> **GIVEN REQUEST**: Retype every entry exactly, character for character.

> **RECORDS TO PROCESS**:

>> BEGIN

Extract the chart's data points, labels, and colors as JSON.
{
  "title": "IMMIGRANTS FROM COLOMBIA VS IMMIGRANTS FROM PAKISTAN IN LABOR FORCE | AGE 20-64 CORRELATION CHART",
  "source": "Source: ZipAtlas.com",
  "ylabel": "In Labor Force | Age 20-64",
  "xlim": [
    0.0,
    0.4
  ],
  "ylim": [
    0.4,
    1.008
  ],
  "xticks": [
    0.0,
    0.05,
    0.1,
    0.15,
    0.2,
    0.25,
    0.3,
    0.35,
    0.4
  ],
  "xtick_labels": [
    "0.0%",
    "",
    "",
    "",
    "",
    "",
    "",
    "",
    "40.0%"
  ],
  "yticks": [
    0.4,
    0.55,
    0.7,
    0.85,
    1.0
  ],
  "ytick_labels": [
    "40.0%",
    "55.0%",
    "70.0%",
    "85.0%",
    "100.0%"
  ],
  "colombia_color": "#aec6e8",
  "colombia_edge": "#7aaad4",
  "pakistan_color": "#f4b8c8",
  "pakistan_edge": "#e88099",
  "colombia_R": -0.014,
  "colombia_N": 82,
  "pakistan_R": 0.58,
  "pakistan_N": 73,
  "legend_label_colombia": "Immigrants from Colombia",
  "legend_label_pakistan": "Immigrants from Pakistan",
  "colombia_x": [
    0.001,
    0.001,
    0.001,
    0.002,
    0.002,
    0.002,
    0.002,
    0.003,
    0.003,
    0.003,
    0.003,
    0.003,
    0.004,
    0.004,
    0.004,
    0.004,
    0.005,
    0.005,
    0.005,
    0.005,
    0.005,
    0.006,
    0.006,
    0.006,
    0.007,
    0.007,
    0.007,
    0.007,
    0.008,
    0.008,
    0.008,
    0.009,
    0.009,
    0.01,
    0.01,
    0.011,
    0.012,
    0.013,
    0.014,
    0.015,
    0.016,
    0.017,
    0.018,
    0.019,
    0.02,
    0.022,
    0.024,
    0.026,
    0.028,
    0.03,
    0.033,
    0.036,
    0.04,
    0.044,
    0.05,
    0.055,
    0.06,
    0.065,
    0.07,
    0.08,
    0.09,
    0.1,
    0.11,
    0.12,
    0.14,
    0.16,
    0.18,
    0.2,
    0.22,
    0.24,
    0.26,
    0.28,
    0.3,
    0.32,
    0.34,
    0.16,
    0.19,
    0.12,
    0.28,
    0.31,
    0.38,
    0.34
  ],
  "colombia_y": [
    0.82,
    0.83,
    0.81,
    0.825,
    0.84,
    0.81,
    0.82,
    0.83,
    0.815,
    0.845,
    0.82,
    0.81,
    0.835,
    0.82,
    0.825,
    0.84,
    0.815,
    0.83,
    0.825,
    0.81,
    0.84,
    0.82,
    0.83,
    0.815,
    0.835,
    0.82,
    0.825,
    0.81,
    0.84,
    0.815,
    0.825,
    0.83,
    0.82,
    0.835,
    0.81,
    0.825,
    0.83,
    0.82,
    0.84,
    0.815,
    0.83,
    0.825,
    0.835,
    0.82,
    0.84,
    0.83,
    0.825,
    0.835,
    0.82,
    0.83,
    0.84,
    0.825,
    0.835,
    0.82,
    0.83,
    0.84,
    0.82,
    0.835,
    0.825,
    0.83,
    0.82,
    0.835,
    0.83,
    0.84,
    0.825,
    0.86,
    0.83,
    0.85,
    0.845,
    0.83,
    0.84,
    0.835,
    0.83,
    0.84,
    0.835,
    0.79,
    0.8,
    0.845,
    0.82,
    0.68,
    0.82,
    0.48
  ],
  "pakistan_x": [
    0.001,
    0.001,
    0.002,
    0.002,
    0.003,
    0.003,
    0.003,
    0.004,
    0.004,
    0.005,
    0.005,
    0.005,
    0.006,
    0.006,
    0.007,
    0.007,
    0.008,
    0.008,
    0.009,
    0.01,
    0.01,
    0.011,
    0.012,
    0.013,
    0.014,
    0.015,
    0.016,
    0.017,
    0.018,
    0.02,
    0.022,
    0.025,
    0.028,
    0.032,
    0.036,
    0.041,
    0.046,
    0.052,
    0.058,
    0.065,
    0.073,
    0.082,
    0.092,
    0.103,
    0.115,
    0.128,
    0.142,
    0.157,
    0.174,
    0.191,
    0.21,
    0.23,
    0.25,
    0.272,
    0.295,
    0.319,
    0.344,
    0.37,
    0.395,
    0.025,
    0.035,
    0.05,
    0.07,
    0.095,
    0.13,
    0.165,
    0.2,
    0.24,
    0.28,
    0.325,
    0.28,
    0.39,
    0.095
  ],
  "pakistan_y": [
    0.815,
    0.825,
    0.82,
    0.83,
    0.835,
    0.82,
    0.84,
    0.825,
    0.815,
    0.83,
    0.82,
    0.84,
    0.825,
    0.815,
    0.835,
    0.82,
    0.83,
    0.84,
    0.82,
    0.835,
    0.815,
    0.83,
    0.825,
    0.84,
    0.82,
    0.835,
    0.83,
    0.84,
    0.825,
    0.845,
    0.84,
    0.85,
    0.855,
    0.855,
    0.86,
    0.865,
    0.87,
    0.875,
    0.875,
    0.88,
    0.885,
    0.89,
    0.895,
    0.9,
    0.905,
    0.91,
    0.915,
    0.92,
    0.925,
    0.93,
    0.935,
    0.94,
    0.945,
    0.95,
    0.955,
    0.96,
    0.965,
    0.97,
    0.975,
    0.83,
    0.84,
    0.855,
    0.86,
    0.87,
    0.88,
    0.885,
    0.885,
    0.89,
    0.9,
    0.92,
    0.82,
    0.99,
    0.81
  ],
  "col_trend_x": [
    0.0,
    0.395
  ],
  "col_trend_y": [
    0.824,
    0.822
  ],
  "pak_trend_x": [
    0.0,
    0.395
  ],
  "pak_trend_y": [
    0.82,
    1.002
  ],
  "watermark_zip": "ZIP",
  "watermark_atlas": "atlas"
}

>> END

> **CORRECT ANSWER**:
Extract the chart's data points, labels, and colors as JSON.
{
  "title": "IMMIGRANTS FROM COLOMBIA VS IMMIGRANTS FROM PAKISTAN IN LABOR FORCE | AGE 20-64 CORRELATION CHART",
  "source": "Source: ZipAtlas.com",
  "ylabel": "In Labor Force | Age 20-64",
  "xlim": [
    0.0,
    0.4
  ],
  "ylim": [
    0.4,
    1.008
  ],
  "xticks": [
    0.0,
    0.05,
    0.1,
    0.15,
    0.2,
    0.25,
    0.3,
    0.35,
    0.4
  ],
  "xtick_labels": [
    "0.0%",
    "",
    "",
    "",
    "",
    "",
    "",
    "",
    "40.0%"
  ],
  "yticks": [
    0.4,
    0.55,
    0.7,
    0.85,
    1.0
  ],
  "ytick_labels": [
    "40.0%",
    "55.0%",
    "70.0%",
    "85.0%",
    "100.0%"
  ],
  "colombia_color": "#aec6e8",
  "colombia_edge": "#7aaad4",
  "pakistan_color": "#f4b8c8",
  "pakistan_edge": "#e88099",
  "colombia_R": -0.014,
  "colombia_N": 82,
  "pakistan_R": 0.58,
  "pakistan_N": 73,
  "legend_label_colombia": "Immigrants from Colombia",
  "legend_label_pakistan": "Immigrants from Pakistan",
  "colombia_x": [
    0.001,
    0.001,
    0.001,
    0.002,
    0.002,
    0.002,
    0.002,
    0.003,
    0.003,
    0.003,
    0.003,
    0.003,
    0.004,
    0.004,
    0.004,
    0.004,
    0.005,
    0.005,
    0.005,
    0.005,
    0.005,
    0.006,
    0.006,
    0.006,
    0.007,
    0.007,
    0.007,
    0.007,
    0.008,
    0.008,
    0.008,
    0.009,
    0.009,
    0.01,
    0.01,
    0.011,
    0.012,
    0.013,
    0.014,
    0.015,
    0.016,
    0.017,
    0.018,
    0.019,
    0.02,
    0.022,
    0.024,
    0.026,
    0.028,
    0.03,
    0.033,
    0.036,
    0.04,
    0.044,
    0.05,
    0.055,
    0.06,
    0.065,
    0.07,
    0.08,
    0.09,
    0.1,
    0.11,
    0.12,
    0.14,
    0.16,
    0.18,
    0.2,
    0.22,
    0.24,
    0.26,
    0.28,
    0.3,
    0.32,
    0.34,
    0.16,
    0.19,
    0.12,
    0.28,
    0.31,
    0.38,
    0.34
  ],
  "colombia_y": [
    0.82,
    0.83,
    0.81,
    0.825,
    0.84,
    0.81,
    0.82,
    0.83,
    0.815,
    0.845,
    0.82,
    0.81,
    0.835,
    0.82,
    0.825,
    0.84,
    0.815,
    0.83,
    0.825,
    0.81,
    0.84,
    0.82,
    0.83,
    0.815,
    0.835,
    0.82,
    0.825,
    0.81,
    0.84,
    0.815,
    0.825,
    0.83,
    0.82,
    0.835,
    0.81,
    0.825,
    0.83,
    0.82,
    0.84,
    0.815,
    0.83,
    0.825,
    0.835,
    0.82,
    0.84,
    0.83,
    0.825,
    0.835,
    0.82,
    0.83,
    0.84,
    0.825,
    0.835,
    0.82,
    0.83,
    0.84,
    0.82,
    0.835,
    0.825,
    0.83,
    0.82,
    0.835,
    0.83,
    0.84,
    0.825,
    0.86,
    0.83,
    0.85,
    0.845,
    0.83,
    0.84,
    0.835,
    0.83,
    0.84,
    0.835,
    0.79,
    0.8,
    0.845,
    0.82,
    0.68,
    0.82,
    0.48
  ],
  "pakistan_x": [
    0.001,
    0.001,
    0.002,
    0.002,
    0.003,
    0.003,
    0.003,
    0.004,
    0.004,
    0.005,
    0.005,
    0.005,
    0.006,
    0.006,
    0.007,
    0.007,
    0.008,
    0.008,
    0.009,
    0.01,
    0.01,
    0.011,
    0.012,
    0.013,
    0.014,
    0.015,
    0.016,
    0.017,
    0.018,
    0.02,
    0.022,
    0.025,
    0.028,
    0.032,
    0.036,
    0.041,
    0.046,
    0.052,
    0.058,
    0.065,
    0.073,
    0.082,
    0.092,
    0.103,
    0.115,
    0.128,
    0.142,
    0.157,
    0.174,
    0.191,
    0.21,
    0.23,
    0.25,
    0.272,
    0.295,
    0.319,
    0.344,
    0.37,
    0.395,
    0.025,
    0.035,
    0.05,
    0.07,
    0.095,
    0.13,
    0.165,
    0.2,
    0.24,
    0.28,
    0.325,
    0.28,
    0.39,
    0.095
  ],
  "pakistan_y": [
    0.815,
    0.825,
    0.82,
    0.83,
    0.835,
    0.82,
    0.84,
    0.825,
    0.815,
    0.83,
    0.82,
    0.84,
    0.825,
    0.815,
    0.835,
    0.82,
    0.83,
    0.84,
    0.82,
    0.835,
    0.815,
    0.83,
    0.825,
    0.84,
    0.82,
    0.835,
    0.83,
    0.84,
    0.825,
    0.845,
    0.84,
    0.85,
    0.855,
    0.855,
    0.86,
    0.865,
    0.87,
    0.875,
    0.875,
    0.88,
    0.885,
    0.89,
    0.895,
    0.9,
    0.905,
    0.91,
    0.915,
    0.92,
    0.925,
    0.93,
    0.935,
    0.94,
    0.945,
    0.95,
    0.955,
    0.96,
    0.965,
    0.97,
    0.975,
    0.83,
    0.84,
    0.855,
    0.86,
    0.87,
    0.88,
    0.885,
    0.885,
    0.89,
    0.9,
    0.92,
    0.82,
    0.99,
    0.81
  ],
  "col_trend_x": [
    0.0,
    0.395
  ],
  "col_trend_y": [
    0.824,
    0.822
  ],
  "pak_trend_x": [
    0.0,
    0.395
  ],
  "pak_trend_y": [
    0.82,
    1.002
  ],
  "watermark_zip": "ZIP",
  "watermark_atlas": "atlas"
}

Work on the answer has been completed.